> **Objective**:
Go through the entries one line at a time, and gather every line that has the word "content".

⁂

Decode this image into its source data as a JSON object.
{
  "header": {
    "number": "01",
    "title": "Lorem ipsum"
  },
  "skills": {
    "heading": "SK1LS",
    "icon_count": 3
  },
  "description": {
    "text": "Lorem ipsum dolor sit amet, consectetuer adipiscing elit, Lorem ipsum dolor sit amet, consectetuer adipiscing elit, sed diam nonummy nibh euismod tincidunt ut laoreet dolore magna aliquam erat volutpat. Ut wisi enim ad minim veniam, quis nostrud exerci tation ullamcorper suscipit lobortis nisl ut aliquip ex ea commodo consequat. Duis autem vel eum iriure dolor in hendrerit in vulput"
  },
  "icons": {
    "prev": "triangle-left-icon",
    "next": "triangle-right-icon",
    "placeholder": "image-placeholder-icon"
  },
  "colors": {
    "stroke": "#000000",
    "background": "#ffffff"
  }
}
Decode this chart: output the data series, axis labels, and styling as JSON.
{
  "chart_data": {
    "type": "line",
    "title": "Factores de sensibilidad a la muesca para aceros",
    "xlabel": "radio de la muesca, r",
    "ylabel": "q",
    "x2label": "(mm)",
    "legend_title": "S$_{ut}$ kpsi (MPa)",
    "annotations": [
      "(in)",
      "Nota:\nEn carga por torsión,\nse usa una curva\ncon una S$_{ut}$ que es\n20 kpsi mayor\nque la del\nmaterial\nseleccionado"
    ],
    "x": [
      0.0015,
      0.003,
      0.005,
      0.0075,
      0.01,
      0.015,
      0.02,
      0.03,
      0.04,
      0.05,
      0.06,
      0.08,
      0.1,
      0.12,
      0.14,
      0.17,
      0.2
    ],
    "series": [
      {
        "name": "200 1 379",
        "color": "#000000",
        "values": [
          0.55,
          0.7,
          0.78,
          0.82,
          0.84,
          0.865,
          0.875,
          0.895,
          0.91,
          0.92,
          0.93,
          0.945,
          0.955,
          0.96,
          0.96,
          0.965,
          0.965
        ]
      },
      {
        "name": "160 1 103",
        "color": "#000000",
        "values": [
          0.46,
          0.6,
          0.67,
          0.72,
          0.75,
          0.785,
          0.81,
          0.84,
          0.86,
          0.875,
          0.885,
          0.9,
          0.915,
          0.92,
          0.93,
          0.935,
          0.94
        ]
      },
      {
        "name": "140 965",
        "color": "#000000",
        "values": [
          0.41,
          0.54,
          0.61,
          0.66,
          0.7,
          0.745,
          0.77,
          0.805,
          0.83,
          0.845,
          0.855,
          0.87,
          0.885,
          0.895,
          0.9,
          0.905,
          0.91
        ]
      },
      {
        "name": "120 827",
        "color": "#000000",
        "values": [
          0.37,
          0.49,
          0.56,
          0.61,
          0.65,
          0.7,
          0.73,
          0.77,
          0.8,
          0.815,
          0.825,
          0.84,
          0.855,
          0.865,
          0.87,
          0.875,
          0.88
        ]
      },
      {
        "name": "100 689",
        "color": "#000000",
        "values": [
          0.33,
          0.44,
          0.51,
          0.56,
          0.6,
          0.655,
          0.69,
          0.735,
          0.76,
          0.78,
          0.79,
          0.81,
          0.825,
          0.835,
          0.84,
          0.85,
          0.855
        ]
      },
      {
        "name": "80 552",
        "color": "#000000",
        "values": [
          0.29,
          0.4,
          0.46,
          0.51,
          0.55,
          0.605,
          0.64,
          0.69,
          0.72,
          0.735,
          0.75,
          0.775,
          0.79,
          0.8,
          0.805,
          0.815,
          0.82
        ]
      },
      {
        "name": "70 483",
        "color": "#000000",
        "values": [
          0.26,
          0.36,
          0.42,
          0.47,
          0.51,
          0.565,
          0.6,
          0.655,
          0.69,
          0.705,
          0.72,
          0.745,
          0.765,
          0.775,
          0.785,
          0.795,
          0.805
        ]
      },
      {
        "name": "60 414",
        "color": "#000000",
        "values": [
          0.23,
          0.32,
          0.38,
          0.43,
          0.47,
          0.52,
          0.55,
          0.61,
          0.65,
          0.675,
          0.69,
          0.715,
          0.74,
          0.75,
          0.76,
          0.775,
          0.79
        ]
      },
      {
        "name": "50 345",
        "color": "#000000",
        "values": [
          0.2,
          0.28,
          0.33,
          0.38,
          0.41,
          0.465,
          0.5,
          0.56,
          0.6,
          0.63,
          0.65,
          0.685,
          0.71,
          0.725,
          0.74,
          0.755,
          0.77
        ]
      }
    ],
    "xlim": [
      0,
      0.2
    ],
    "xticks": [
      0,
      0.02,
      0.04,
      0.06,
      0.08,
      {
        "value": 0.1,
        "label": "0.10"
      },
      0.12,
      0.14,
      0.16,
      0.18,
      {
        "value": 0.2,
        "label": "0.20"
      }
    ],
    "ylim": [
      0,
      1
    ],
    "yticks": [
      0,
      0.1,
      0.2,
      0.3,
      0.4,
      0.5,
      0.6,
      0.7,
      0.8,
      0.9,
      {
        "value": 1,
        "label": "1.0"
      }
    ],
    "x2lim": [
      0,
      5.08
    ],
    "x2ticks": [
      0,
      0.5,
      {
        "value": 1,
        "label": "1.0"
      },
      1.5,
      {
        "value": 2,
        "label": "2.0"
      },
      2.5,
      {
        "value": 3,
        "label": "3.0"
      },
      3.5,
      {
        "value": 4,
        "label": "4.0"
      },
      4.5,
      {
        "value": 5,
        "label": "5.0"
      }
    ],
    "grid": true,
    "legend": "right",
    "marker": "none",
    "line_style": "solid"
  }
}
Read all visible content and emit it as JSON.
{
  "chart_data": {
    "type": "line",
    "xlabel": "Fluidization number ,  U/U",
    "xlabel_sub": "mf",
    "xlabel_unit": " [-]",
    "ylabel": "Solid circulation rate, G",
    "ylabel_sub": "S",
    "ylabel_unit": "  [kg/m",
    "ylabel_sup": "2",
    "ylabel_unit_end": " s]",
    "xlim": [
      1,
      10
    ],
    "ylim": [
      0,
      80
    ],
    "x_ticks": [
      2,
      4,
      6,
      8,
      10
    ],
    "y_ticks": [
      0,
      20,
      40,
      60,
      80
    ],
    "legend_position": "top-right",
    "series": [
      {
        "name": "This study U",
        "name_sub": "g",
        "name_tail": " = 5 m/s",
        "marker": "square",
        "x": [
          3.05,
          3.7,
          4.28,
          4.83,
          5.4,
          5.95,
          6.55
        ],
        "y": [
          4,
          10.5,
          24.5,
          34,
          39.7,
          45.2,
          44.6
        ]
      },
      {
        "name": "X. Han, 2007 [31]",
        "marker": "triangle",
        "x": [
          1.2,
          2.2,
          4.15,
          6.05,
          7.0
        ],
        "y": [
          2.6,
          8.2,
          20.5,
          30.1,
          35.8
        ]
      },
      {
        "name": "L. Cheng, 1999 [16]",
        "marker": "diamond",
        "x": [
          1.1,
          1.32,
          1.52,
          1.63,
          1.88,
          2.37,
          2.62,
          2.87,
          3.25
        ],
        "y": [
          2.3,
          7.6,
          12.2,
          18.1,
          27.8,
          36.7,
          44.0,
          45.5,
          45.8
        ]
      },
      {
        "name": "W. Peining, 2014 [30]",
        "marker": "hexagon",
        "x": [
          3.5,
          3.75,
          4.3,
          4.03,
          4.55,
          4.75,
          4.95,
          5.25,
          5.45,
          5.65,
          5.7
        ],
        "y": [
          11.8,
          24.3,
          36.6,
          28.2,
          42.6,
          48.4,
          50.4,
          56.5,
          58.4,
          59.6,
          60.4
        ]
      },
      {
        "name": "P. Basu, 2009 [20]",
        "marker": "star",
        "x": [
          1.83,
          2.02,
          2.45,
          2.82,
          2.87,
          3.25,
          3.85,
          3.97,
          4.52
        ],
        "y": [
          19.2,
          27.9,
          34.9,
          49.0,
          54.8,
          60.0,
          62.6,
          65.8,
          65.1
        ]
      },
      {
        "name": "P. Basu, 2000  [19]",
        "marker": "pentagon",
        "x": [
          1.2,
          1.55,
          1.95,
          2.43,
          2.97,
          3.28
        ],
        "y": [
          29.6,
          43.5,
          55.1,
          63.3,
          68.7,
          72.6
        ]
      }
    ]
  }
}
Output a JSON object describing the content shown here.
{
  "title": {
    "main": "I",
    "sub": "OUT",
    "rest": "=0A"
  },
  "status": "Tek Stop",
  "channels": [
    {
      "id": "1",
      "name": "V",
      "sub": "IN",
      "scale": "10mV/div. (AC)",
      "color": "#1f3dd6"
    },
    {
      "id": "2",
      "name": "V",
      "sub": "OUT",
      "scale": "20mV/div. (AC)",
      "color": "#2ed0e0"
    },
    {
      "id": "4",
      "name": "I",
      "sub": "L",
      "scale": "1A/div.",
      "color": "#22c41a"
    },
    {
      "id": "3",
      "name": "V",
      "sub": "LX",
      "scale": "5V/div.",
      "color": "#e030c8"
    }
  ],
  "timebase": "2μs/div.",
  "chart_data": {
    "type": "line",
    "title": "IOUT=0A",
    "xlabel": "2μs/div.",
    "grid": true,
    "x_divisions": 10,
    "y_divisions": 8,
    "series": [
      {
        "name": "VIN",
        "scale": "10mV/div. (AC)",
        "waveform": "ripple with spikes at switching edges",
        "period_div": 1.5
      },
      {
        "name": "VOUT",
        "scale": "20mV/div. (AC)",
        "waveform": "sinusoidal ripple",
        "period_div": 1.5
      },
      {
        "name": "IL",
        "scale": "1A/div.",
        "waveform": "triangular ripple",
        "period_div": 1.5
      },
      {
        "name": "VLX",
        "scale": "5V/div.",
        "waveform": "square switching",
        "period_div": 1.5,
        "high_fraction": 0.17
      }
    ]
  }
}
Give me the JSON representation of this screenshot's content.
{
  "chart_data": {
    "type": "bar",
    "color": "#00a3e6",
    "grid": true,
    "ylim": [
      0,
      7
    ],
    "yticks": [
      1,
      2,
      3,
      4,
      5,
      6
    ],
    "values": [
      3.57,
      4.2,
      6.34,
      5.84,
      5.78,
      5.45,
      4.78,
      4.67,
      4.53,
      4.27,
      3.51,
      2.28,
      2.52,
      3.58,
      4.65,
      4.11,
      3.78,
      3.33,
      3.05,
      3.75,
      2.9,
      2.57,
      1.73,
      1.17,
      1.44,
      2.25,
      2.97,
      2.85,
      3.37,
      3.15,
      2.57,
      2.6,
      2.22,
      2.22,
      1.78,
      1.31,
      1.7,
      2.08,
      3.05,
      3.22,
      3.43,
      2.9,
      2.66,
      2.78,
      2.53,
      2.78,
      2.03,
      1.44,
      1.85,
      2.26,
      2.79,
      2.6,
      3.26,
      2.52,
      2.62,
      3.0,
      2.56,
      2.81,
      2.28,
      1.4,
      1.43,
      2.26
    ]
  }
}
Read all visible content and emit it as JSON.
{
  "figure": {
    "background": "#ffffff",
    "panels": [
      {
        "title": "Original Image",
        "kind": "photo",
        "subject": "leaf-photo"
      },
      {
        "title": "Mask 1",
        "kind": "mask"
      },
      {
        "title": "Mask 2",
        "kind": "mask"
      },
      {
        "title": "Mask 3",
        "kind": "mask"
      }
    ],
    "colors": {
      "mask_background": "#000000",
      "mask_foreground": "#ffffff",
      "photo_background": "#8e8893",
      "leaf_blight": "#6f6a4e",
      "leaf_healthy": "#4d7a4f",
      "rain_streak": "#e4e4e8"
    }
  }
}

⁂

> **Task solution**:
Read all visible content and emit it as JSON.
Output a JSON object describing the content shown here.
Give me the JSON representation of this screenshot's content.
Read all visible content and emit it as JSON.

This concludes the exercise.